* [Problem description]
From the data that follows, copy every line holding the string "만지더니".

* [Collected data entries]
##############################

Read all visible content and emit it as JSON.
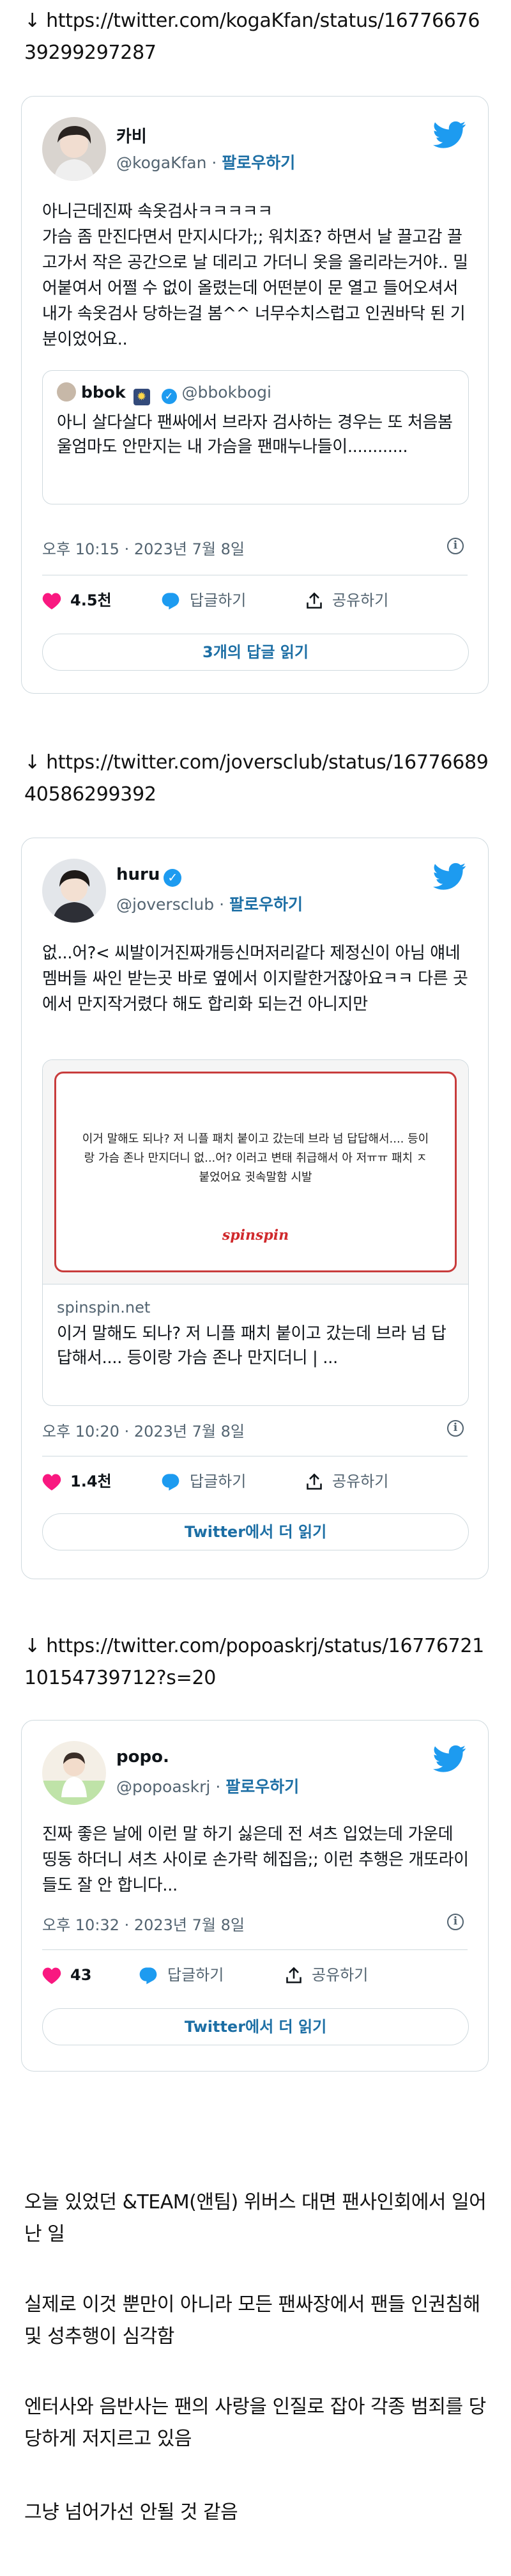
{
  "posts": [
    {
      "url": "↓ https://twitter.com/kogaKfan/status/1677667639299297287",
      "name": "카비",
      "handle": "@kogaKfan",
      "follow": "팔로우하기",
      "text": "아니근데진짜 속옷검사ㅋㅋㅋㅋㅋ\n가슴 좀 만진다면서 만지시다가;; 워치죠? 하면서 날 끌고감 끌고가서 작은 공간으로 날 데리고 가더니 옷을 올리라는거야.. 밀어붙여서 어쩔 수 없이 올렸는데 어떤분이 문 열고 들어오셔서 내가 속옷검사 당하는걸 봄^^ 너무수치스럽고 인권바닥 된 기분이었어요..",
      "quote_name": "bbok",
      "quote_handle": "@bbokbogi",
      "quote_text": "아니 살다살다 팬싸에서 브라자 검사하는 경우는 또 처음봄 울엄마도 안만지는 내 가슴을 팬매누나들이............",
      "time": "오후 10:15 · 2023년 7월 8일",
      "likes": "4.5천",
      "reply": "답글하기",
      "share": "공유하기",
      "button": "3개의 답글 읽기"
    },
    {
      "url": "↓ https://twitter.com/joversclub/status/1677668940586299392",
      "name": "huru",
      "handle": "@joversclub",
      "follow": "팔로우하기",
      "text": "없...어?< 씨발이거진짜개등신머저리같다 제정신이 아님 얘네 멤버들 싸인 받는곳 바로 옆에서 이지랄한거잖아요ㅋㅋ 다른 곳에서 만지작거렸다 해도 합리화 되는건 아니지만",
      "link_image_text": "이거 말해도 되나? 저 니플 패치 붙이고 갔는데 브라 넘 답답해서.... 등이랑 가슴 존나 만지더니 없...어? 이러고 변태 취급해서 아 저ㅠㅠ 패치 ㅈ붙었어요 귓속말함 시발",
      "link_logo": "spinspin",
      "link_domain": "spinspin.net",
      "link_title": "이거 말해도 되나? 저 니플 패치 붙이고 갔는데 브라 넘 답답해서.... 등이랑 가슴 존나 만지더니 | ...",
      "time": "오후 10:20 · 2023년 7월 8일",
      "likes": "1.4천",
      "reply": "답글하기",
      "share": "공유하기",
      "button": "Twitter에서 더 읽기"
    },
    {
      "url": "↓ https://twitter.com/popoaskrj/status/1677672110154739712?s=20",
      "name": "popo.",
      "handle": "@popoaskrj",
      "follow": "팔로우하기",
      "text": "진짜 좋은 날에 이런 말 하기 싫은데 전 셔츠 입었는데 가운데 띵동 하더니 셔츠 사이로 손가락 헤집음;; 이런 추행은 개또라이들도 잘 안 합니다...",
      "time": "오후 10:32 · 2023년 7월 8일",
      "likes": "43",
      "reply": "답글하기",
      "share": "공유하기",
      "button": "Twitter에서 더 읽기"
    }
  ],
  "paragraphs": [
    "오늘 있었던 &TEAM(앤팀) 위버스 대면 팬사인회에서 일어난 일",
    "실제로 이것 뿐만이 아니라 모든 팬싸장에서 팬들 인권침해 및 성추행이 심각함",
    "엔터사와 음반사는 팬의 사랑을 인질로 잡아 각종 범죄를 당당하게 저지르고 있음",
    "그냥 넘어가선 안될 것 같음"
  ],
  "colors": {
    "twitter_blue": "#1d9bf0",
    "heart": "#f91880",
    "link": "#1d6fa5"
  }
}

##############################

* [Solution to this exercise]
      "link_image_text": "이거 말해도 되나? 저 니플 패치 붙이고 갔는데 브라 넘 답답해서.... 등이랑 가슴 존나 만지더니 없...어? 이러고 변태 취급해서 아 저ㅠㅠ 패치 ㅈ붙었어요 귓속말함 시발",
      "link_title": "이거 말해도 되나? 저 니플 패치 붙이고 갔는데 브라 넘 답답해서.... 등이랑 가슴 존나 만지더니 | ...",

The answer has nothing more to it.